Recorded information —
[BEGIN]

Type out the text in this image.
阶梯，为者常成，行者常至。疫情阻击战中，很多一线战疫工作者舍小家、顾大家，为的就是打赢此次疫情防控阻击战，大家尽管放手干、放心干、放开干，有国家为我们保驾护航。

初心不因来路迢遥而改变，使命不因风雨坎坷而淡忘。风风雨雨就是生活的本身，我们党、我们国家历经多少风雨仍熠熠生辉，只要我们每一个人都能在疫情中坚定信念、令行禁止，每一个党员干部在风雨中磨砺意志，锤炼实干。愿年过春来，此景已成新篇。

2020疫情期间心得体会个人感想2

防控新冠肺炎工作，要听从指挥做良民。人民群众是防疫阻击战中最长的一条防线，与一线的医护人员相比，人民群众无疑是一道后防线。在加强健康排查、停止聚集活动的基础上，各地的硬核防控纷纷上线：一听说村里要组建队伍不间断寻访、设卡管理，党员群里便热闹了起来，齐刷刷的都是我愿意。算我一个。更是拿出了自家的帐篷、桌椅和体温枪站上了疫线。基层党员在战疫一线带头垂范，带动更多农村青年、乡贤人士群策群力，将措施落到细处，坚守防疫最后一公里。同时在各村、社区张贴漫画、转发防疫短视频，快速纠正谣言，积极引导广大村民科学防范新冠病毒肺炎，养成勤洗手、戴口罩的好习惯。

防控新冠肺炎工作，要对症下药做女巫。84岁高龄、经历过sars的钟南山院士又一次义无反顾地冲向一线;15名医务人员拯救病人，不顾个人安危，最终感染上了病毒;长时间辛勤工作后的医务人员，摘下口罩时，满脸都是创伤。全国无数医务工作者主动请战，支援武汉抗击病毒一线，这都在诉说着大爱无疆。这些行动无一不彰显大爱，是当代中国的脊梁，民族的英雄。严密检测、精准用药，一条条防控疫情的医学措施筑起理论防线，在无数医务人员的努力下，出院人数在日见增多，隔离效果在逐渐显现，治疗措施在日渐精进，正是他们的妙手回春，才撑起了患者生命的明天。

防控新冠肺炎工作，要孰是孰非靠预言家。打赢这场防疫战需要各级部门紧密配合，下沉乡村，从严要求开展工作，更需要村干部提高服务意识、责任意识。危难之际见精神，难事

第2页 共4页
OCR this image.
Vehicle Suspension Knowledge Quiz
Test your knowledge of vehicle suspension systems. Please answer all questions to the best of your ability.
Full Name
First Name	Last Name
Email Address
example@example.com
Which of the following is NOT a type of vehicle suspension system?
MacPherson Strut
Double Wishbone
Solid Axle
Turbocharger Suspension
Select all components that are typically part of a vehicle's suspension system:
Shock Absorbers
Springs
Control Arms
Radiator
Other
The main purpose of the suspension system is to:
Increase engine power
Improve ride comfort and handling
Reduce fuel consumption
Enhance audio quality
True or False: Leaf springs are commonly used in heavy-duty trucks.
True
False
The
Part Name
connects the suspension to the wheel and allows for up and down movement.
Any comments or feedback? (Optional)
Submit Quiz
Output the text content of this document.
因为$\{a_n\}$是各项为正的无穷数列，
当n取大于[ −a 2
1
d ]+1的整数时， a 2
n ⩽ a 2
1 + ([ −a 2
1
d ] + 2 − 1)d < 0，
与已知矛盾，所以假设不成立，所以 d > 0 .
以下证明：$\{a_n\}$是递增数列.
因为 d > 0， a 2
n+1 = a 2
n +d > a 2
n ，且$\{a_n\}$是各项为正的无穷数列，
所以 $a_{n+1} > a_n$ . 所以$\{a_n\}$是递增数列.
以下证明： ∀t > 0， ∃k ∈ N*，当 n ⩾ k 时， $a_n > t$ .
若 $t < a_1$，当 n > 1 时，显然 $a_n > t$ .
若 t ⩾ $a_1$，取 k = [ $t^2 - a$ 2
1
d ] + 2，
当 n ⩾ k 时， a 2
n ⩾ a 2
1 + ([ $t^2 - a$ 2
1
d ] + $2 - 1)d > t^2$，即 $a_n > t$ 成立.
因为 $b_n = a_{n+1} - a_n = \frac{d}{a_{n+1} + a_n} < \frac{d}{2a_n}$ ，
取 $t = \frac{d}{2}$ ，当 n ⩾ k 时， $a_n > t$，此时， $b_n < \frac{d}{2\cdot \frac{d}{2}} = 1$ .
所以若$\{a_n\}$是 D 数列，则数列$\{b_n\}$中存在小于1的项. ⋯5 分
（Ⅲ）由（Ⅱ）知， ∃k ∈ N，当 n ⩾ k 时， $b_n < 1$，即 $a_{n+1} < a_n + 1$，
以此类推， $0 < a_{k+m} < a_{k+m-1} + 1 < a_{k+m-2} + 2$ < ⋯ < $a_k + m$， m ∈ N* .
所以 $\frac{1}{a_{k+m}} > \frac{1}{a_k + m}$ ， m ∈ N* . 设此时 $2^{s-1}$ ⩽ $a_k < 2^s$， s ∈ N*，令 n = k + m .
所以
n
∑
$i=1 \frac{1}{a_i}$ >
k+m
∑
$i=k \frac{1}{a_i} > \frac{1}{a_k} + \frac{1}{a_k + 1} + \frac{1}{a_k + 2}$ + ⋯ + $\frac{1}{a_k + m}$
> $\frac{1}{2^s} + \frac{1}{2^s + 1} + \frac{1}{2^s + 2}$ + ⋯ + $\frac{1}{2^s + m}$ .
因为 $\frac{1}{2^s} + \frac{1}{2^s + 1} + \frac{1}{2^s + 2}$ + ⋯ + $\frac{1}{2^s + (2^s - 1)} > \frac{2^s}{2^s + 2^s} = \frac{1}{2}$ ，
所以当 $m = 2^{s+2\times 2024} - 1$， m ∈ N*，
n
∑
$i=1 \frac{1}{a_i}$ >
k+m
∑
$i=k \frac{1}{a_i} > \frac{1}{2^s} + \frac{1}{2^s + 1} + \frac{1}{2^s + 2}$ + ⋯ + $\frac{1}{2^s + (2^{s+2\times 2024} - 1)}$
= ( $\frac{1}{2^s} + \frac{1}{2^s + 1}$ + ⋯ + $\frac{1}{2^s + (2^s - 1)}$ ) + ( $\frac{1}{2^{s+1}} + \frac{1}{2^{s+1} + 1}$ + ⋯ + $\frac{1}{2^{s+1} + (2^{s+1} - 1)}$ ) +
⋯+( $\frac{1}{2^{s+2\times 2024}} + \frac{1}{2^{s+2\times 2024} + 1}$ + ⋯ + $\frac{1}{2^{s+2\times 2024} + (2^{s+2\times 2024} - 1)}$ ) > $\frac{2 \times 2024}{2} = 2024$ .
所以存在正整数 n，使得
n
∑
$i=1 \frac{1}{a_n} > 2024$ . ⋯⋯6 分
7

[END]

What this task involves —
Quote the listing in full, please, keeping every line exact.

Exercise result —
Type out the text in this image.
阶梯，为者常成，行者常至。疫情阻击战中，很多一线战疫工作者舍小家、顾大家，为的就是打赢此次疫情防控阻击战，大家尽管放手干、放心干、放开干，有国家为我们保驾护航。

初心不因来路迢遥而改变，使命不因风雨坎坷而淡忘。风风雨雨就是生活的本身，我们党、我们国家历经多少风雨仍熠熠生辉，只要我们每一个人都能在疫情中坚定信念、令行禁止，每一个党员干部在风雨中磨砺意志，锤炼实干。愿年过春来，此景已成新篇。

2020疫情期间心得体会个人感想2

防控新冠肺炎工作，要听从指挥做良民。人民群众是防疫阻击战中最长的一条防线，与一线的医护人员相比，人民群众无疑是一道后防线。在加强健康排查、停止聚集活动的基础上，各地的硬核防控纷纷上线：一听说村里要组建队伍不间断寻访、设卡管理，党员群里便热闹了起来，齐刷刷的都是我愿意。算我一个。更是拿出了自家的帐篷、桌椅和体温枪站上了疫线。基层党员在战疫一线带头垂范，带动更多农村青年、乡贤人士群策群力，将措施落到细处，坚守防疫最后一公里。同时在各村、社区张贴漫画、转发防疫短视频，快速纠正谣言，积极引导广大村民科学防范新冠病毒肺炎，养成勤洗手、戴口罩的好习惯。

防控新冠肺炎工作，要对症下药做女巫。84岁高龄、经历过sars的钟南山院士又一次义无反顾地冲向一线;15名医务人员拯救病人，不顾个人安危，最终感染上了病毒;长时间辛勤工作后的医务人员，摘下口罩时，满脸都是创伤。全国无数医务工作者主动请战，支援武汉抗击病毒一线，这都在诉说着大爱无疆。这些行动无一不彰显大爱，是当代中国的脊梁，民族的英雄。严密检测、精准用药，一条条防控疫情的医学措施筑起理论防线，在无数医务人员的努力下，出院人数在日见增多，隔离效果在逐渐显现，治疗措施在日渐精进，正是他们的妙手回春，才撑起了患者生命的明天。

防控新冠肺炎工作，要孰是孰非靠预言家。打赢这场防疫战需要各级部门紧密配合，下沉乡村，从严要求开展工作，更需要村干部提高服务意识、责任意识。危难之际见精神，难事

第2页 共4页
OCR this image.
Vehicle Suspension Knowledge Quiz
Test your knowledge of vehicle suspension systems. Please answer all questions to the best of your ability.
Full Name
First Name	Last Name
Email Address
example@example.com
Which of the following is NOT a type of vehicle suspension system?
MacPherson Strut
Double Wishbone
Solid Axle
Turbocharger Suspension
Select all components that are typically part of a vehicle's suspension system:
Shock Absorbers
Springs
Control Arms
Radiator
Other
The main purpose of the suspension system is to:
Increase engine power
Improve ride comfort and handling
Reduce fuel consumption
Enhance audio quality
True or False: Leaf springs are commonly used in heavy-duty trucks.
True
False
The
Part Name
connects the suspension to the wheel and allows for up and down movement.
Any comments or feedback? (Optional)
Submit Quiz
Output the text content of this document.
因为$\{a_n\}$是各项为正的无穷数列，
当n取大于[ −a 2
1
d ]+1的整数时， a 2
n ⩽ a 2
1 + ([ −a 2
1
d ] + 2 − 1)d < 0，
与已知矛盾，所以假设不成立，所以 d > 0 .
以下证明：$\{a_n\}$是递增数列.
因为 d > 0， a 2
n+1 = a 2
n +d > a 2
n ，且$\{a_n\}$是各项为正的无穷数列，
所以 $a_{n+1} > a_n$ . 所以$\{a_n\}$是递增数列.
以下证明： ∀t > 0， ∃k ∈ N*，当 n ⩾ k 时， $a_n > t$ .
若 $t < a_1$，当 n > 1 时，显然 $a_n > t$ .
若 t ⩾ $a_1$，取 k = [ $t^2 - a$ 2
1
d ] + 2，
当 n ⩾ k 时， a 2
n ⩾ a 2
1 + ([ $t^2 - a$ 2
1
d ] + $2 - 1)d > t^2$，即 $a_n > t$ 成立.
因为 $b_n = a_{n+1} - a_n = \frac{d}{a_{n+1} + a_n} < \frac{d}{2a_n}$ ，
取 $t = \frac{d}{2}$ ，当 n ⩾ k 时， $a_n > t$，此时， $b_n < \frac{d}{2\cdot \frac{d}{2}} = 1$ .
所以若$\{a_n\}$是 D 数列，则数列$\{b_n\}$中存在小于1的项. ⋯5 分
（Ⅲ）由（Ⅱ）知， ∃k ∈ N，当 n ⩾ k 时， $b_n < 1$，即 $a_{n+1} < a_n + 1$，
以此类推， $0 < a_{k+m} < a_{k+m-1} + 1 < a_{k+m-2} + 2$ < ⋯ < $a_k + m$， m ∈ N* .
所以 $\frac{1}{a_{k+m}} > \frac{1}{a_k + m}$ ， m ∈ N* . 设此时 $2^{s-1}$ ⩽ $a_k < 2^s$， s ∈ N*，令 n = k + m .
所以
n
∑
$i=1 \frac{1}{a_i}$ >
k+m
∑
$i=k \frac{1}{a_i} > \frac{1}{a_k} + \frac{1}{a_k + 1} + \frac{1}{a_k + 2}$ + ⋯ + $\frac{1}{a_k + m}$
> $\frac{1}{2^s} + \frac{1}{2^s + 1} + \frac{1}{2^s + 2}$ + ⋯ + $\frac{1}{2^s + m}$ .
因为 $\frac{1}{2^s} + \frac{1}{2^s + 1} + \frac{1}{2^s + 2}$ + ⋯ + $\frac{1}{2^s + (2^s - 1)} > \frac{2^s}{2^s + 2^s} = \frac{1}{2}$ ，
所以当 $m = 2^{s+2\times 2024} - 1$， m ∈ N*，
n
∑
$i=1 \frac{1}{a_i}$ >
k+m
∑
$i=k \frac{1}{a_i} > \frac{1}{2^s} + \frac{1}{2^s + 1} + \frac{1}{2^s + 2}$ + ⋯ + $\frac{1}{2^s + (2^{s+2\times 2024} - 1)}$
= ( $\frac{1}{2^s} + \frac{1}{2^s + 1}$ + ⋯ + $\frac{1}{2^s + (2^s - 1)}$ ) + ( $\frac{1}{2^{s+1}} + \frac{1}{2^{s+1} + 1}$ + ⋯ + $\frac{1}{2^{s+1} + (2^{s+1} - 1)}$ ) +
⋯+( $\frac{1}{2^{s+2\times 2024}} + \frac{1}{2^{s+2\times 2024} + 1}$ + ⋯ + $\frac{1}{2^{s+2\times 2024} + (2^{s+2\times 2024} - 1)}$ ) > $\frac{2 \times 2024}{2} = 2024$ .
所以存在正整数 n，使得
n
∑
$i=1 \frac{1}{a_n} > 2024$ . ⋯⋯6 分
7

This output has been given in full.